*Task instructions*. State how many lines of the records contain the string "tipku". Give the number alone.

—————

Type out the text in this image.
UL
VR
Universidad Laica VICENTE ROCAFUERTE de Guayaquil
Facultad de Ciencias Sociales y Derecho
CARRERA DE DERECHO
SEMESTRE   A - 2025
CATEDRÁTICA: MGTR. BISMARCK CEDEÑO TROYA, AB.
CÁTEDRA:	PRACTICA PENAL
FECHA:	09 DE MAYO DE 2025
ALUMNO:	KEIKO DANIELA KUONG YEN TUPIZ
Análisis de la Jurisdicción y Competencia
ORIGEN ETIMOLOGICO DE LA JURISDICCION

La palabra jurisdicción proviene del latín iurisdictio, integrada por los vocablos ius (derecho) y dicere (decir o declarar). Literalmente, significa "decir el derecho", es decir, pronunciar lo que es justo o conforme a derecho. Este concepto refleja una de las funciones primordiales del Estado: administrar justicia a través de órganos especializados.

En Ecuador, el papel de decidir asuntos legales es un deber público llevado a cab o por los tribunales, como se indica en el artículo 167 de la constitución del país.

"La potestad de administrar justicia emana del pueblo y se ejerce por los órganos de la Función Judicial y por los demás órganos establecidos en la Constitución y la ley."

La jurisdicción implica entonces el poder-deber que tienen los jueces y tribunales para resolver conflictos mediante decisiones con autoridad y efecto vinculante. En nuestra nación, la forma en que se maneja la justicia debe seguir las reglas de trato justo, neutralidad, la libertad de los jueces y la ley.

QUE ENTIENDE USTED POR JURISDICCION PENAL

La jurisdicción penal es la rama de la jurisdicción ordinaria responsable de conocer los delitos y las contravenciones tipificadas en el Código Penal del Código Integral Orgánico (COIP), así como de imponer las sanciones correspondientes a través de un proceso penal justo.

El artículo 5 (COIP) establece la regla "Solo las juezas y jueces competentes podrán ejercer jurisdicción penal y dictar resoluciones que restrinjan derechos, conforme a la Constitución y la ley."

—————

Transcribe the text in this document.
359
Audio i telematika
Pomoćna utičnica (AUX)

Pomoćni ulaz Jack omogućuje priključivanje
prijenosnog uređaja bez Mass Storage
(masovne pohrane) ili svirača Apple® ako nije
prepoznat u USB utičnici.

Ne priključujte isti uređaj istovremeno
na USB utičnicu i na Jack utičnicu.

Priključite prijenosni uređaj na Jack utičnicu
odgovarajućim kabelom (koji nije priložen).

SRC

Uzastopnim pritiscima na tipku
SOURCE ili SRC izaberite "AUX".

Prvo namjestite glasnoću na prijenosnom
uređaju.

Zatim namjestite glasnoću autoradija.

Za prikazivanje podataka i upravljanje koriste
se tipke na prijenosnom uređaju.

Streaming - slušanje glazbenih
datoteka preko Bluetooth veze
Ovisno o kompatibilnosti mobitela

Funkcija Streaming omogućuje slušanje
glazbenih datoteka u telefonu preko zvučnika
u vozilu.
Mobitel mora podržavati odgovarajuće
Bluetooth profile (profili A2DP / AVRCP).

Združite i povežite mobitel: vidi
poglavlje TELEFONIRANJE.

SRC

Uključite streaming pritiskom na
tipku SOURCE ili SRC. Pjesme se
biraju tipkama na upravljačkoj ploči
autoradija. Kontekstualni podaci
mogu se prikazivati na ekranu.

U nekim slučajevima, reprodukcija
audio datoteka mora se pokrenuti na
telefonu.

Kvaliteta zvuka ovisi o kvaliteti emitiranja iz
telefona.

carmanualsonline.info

—————

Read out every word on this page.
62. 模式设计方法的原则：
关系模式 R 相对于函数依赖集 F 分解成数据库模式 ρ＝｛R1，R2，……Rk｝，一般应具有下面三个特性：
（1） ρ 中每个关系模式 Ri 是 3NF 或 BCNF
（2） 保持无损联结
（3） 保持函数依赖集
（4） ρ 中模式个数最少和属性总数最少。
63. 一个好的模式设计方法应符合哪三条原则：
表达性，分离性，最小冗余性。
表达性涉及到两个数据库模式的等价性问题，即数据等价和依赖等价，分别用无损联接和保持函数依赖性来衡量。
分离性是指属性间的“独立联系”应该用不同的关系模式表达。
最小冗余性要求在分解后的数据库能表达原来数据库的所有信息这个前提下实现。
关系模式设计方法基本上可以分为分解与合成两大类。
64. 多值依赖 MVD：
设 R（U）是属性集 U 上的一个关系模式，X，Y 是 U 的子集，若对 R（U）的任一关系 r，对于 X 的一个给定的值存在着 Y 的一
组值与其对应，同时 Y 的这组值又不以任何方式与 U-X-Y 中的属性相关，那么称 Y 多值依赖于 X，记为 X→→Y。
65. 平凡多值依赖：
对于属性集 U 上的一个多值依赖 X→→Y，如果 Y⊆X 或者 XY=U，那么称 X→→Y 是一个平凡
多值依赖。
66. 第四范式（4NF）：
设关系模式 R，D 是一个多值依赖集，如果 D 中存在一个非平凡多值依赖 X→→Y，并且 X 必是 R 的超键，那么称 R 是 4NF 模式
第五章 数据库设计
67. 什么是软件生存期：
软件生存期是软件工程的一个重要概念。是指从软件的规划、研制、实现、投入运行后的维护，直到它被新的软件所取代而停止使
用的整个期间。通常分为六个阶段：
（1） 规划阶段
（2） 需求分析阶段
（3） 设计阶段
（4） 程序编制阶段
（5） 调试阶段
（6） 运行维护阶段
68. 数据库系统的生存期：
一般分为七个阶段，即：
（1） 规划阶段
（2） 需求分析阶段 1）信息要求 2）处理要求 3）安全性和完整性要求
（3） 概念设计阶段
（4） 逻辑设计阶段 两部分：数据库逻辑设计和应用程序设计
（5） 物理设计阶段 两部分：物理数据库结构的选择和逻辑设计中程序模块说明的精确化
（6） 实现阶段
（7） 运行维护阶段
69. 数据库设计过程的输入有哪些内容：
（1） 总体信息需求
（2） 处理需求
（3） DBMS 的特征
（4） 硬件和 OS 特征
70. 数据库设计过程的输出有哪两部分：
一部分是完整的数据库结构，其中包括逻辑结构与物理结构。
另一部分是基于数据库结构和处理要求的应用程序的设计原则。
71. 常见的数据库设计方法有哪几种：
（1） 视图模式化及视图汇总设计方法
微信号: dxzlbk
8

—————

*Answer to the problem*. 2